===== Исходный текст

Помню, как потряс меня поступок академика Сахарова, который со временем стал моим моральным учителем (я бы даже сказал — моим раввином, но он не был евреем). Главный ученый Советского Союза, осыпанный наградами и уважаемый коллегами (мы в физтехе, где я тогда учился, хорошо знали, что этот человек для страны сделал), обратился к руководству СССР с открытым письмом. Андрей Дмитриевич предостерегал партийных руководителей, что отсутствие свободы мысли неизбежно ведет к стагнации, что на самом деле у нас не прогресс, а псевдоразвитие и с годами общество будет отставать все больше. Он доказывал, что невозможно, запрещая свободомыслие, в то же время развивать науку и общественную жизнь, и понятно, что после того, как Сахаров высказал наболевшее, его научная карьера закончилась.
Его пример произвел на меня огромное впечатление. «Смотри, — сказал я себе, — ты хочешь пробиться наверх и таким образом успокоиться, стать свободным, но вот человек, который находится на самом верху этой пирамиды и тем не менее понимает, что несвободен. Внутренняя несвобода, выходит, останется с тобой всегда, и если Сахаров осмелился сказать вслух то, о чем думает, лишь сейчас, когда большая часть жизни уже позади, тебе лучше сделать это раньше».
Это, Дмитрий, с одной стороны, а с другой — на меня очень серьезно повлияли события после Шестидневной войны. Тогда СССР уже предвкушал победу дружественных арабских стран над молодым еврейским государством, но врагов, мечтавших его уничтожить, Израиль разгромил в пух и прах. Тем самым он как бы унизил честь советского оружия, но вдруг я с удивлением обнаружил, что окружающие начали уважать меня больше, и даже антисемитские анекдоты изменились: вместо евреев-трусов и паразитов, у которых на уме только деньги, в них стали фигурировать евреи-наглецы, хулиганы, которые дают сдачи.
В такие минуты отчетливо понимаешь, что, хочешь того или нет, но для людей вокруг, для всего мира ты связан с Израилем, и когда это государство отстаивает свое право на жизнь, оно борется и за твое личное достоинство. Это казалось странным, потому что мы были совершенно ассимилированными евреями и почти ничего про нашу собственную историю не знали, но, оказалось, в глазах других каждый из нас все равно неотделим от Израиля, и рано или поздно появляется желание выяснить, что же эта связь — почти мистическая, неощутимая, — означает.
В подполье начинаешь читать, изучать прошлое своего народа, и вдруг тебе открывается, что ты — наследник потрясающей истории, которая началась тысячи лет назад, когда евреи пытались освободиться от рабства, совершив исход из Египта, и продолжается по сей день, что ты пассивный или активный, но участник этой борьбы. Более того, существует, во-первых, солидарность евреев всего мира, а во-вторых, государство, которое тебя ждет, и когда к тебе возвращаются национальная гордость и ощущение связи с историей, это придает силы бороться за свободу, за право говорить то, что думаешь, и выражать солидарность с людьми, которые борются за права человека.

==========
===== Предоставленные строки

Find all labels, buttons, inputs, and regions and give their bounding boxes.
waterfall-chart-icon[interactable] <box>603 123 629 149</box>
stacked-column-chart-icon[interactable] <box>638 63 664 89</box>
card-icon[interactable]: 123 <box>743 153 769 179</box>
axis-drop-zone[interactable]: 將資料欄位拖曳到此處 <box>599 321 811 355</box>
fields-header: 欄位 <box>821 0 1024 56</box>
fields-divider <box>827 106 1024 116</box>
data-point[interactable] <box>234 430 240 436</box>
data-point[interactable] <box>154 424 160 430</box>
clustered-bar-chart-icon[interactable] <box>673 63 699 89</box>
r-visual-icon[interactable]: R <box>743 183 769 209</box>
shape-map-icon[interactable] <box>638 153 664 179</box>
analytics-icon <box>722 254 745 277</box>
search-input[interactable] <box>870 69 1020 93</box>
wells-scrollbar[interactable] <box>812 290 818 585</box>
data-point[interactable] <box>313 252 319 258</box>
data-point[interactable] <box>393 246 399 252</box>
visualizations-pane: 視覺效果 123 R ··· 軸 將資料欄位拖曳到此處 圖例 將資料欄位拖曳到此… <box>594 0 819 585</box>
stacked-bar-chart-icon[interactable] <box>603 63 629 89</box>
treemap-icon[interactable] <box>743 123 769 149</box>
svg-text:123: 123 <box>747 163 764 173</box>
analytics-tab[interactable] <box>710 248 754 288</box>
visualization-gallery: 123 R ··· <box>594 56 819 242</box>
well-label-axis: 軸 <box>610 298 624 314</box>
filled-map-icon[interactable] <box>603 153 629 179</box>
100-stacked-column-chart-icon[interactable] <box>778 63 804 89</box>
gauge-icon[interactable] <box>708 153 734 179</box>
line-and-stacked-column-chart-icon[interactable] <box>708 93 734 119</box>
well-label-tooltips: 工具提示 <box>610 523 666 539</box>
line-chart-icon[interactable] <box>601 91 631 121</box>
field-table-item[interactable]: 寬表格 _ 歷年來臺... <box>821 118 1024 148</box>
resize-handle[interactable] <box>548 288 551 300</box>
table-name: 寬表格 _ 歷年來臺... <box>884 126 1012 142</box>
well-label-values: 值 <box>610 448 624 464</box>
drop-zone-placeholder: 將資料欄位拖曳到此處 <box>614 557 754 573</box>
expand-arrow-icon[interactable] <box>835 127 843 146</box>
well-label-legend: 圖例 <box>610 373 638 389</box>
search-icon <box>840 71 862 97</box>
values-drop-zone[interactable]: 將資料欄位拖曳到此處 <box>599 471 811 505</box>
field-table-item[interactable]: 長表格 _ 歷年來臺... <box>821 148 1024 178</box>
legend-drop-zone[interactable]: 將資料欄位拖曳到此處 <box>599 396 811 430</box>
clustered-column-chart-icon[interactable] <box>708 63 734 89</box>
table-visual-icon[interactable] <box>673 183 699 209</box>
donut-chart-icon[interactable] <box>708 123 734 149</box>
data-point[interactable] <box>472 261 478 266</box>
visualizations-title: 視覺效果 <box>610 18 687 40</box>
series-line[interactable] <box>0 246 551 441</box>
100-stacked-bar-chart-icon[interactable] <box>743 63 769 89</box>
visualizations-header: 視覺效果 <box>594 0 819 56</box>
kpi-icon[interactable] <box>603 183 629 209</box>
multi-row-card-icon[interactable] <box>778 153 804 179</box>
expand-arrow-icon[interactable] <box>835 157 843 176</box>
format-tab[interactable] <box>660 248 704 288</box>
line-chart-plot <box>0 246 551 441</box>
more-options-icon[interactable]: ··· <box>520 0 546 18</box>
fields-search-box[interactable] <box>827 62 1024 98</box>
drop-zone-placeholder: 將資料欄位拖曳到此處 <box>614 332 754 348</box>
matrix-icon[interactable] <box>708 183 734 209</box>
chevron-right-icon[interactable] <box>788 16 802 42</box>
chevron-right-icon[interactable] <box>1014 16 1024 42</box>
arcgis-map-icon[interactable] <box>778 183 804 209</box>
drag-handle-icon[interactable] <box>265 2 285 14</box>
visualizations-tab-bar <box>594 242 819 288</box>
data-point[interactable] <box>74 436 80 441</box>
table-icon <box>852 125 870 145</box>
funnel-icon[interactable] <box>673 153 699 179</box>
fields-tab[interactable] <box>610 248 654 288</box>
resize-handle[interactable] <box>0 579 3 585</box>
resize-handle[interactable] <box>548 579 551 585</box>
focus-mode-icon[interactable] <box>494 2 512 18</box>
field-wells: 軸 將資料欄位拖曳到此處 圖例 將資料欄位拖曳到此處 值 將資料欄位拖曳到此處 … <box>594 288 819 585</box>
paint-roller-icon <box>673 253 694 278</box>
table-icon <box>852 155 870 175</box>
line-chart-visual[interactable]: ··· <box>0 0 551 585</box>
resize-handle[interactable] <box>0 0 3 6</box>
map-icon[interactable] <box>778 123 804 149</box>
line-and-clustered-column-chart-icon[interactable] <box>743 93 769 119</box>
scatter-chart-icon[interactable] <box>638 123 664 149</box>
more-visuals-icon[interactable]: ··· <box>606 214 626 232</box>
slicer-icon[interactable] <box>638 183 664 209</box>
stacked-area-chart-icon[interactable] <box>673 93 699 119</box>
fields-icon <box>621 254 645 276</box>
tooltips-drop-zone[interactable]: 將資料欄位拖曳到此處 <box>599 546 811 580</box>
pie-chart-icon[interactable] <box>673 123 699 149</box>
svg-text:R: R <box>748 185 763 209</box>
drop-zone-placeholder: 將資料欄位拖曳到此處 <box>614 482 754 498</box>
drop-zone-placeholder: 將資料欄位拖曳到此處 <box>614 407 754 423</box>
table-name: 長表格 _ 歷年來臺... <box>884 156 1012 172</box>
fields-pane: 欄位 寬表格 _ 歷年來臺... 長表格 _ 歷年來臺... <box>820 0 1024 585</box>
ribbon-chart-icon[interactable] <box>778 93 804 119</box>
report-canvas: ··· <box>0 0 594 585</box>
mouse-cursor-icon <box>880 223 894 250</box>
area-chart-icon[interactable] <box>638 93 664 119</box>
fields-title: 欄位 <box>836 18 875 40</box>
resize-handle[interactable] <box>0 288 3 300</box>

==========

Задания –
1) Выпишите фрагмент из исходного текста: начните со слов, где есть «В подполье начинаешь», и закончите после «за права человека.».
2) Перескажите короче абзац исходного текста, который начинается словами «Это, Дмитрий, с одной стороны», сохранив его главные факты.
3) Напишите продолжение исходного текста, начиная сразу после его последнего предложения.

Ответы по порядку –
1)
В подполье начинаешь читать, изучать прошлое своего народа, и вдруг тебе открывается, что ты — наследник потрясающей истории, которая началась тысячи лет назад, когда евреи пытались освободиться от рабства, совершив исход из Египта, и продолжается по сей день, что ты пассивный или активный, но участник этой борьбы. Более того, существует, во-первых, солидарность евреев всего мира, а во-вторых, государство, которое тебя ждет, и когда к тебе возвращаются национальная гордость и ощущение связи с историей, это придает силы бороться за свободу, за право говорить то, что думаешь, и выражать солидарность с людьми, которые борются за права человека.

2) Рассказчик называет второй важной причиной перемен события после Шестидневной войны. СССР ждал победы дружественных арабских стран, но Израиль разгромил врагов, мечтавших его уничтожить, и этим как бы унизил честь советского оружия. При этом окружающие стали больше уважать рассказчика. Антисемитские анекдоты тоже изменились: вместо евреев-трусов и паразитов в них появились евреи-наглецы и хулиганы, которые дают сдачи.

3)
Так я одновременно приобрел две вещи: свободу и национальность, и со временем стал споуксменом — пресс-секретарем Движения за права человека и Еврейского движения.
— Признайтесь, Натан Борисович, советская власть была вам противна?
— Да, я ее не любил. Считал, что она очень лживая, лицемерная, демагогическая, ограничивает мою свободу и заставляет меня «жить по лжи» (перефразируя известное выражение Солженицына), поэтому, ведя жизнь преуспевающего советского школьника, студента, молодого ученого, шахматиста и так далее, в каком-то смысле я презирал себя за малодушие, за то, что не говорю того, что действительно думаю, — например, про эту самую власть.
«ЛУЧШИЙ СПОСОБ БОРОТЬСЯ ЗА ВСЕОБЩЕЕ РАВЕНСТВО — ДУМАТЬ В ПЕРВУЮ ОЧЕРЕДЬ О СЕБЕ, О СВОЕЙ СЕМЬЕ И О СВОЕМ НАРОДЕ»
— После перестройки открылись архивы и выяснилось, что в начале ХХ века столь нелюбимую вами советскую власть задумывали и насаждали, причем кроваво, насильно, в основном люди еврейской национальности. Вас этот парадокс не занимал?
— Это очень важная часть нашей истории, и я, кстати, много пишу о ней в своих книгах, потому что нахожу ее интересной.
— Почему же так получилось?
— Многие из наших дедушек (пусть даже и не мой лично), увлеченные в преддверии большевистских волнений и революции идеями всеобщего равенства, почувствовали, что наконец-то могут уйти от узких интересов своего местечка, своего маленького народа и бороться за светлое будущее всего человечества...
— ...и заболели...
— Их воодушевляло, что на евреев, слава Богу, перестали смотреть как на какое-то ничтожное племя, что они теперь часть огромного мира равных. В итоге, как оказалось, эти люди помогли создать один из самых чудовищных режимов, который, в конце концов, уничтожил и их тоже, но главное — стал угрозой для остальных стран. В этом плане опыт Израиля прямо противоположен: из большого мира без равенства для всех мы вернулись обратно к своим истокам, к своему народу и обрели достаточно сил, чтобы бороться за себя, за других евреев и вообще за людей.
В конце концов, победа советских евреев, ознаменовавшаяся крушением железного занавеса, привела к тому, что весь мир вздохнул с облегчением. Этот пример я часто использую как доказательство того, что лучший способ бороться за всеобщее счастье — думать в первую очередь о себе, о своей семье, о своем народе и через эти вроде бы частные вопросы идти к пониманию глобальных проблем, ко всеобщей солидарности, но никак не наоборот.
— Очень человечная мысль, между прочим... В начале 70-х годов в СССР началась еврейская эмиграция на землю обетованную — я помню, как многие уезжали налегке, порою с одним чемоданчиком, лишь бы поскорее, пока власти не передумали. Вы, насколько я знаю, в 73-м году тоже подали заявление на выезд, но как человеку, связанному с государственными секретами, вам отказалти...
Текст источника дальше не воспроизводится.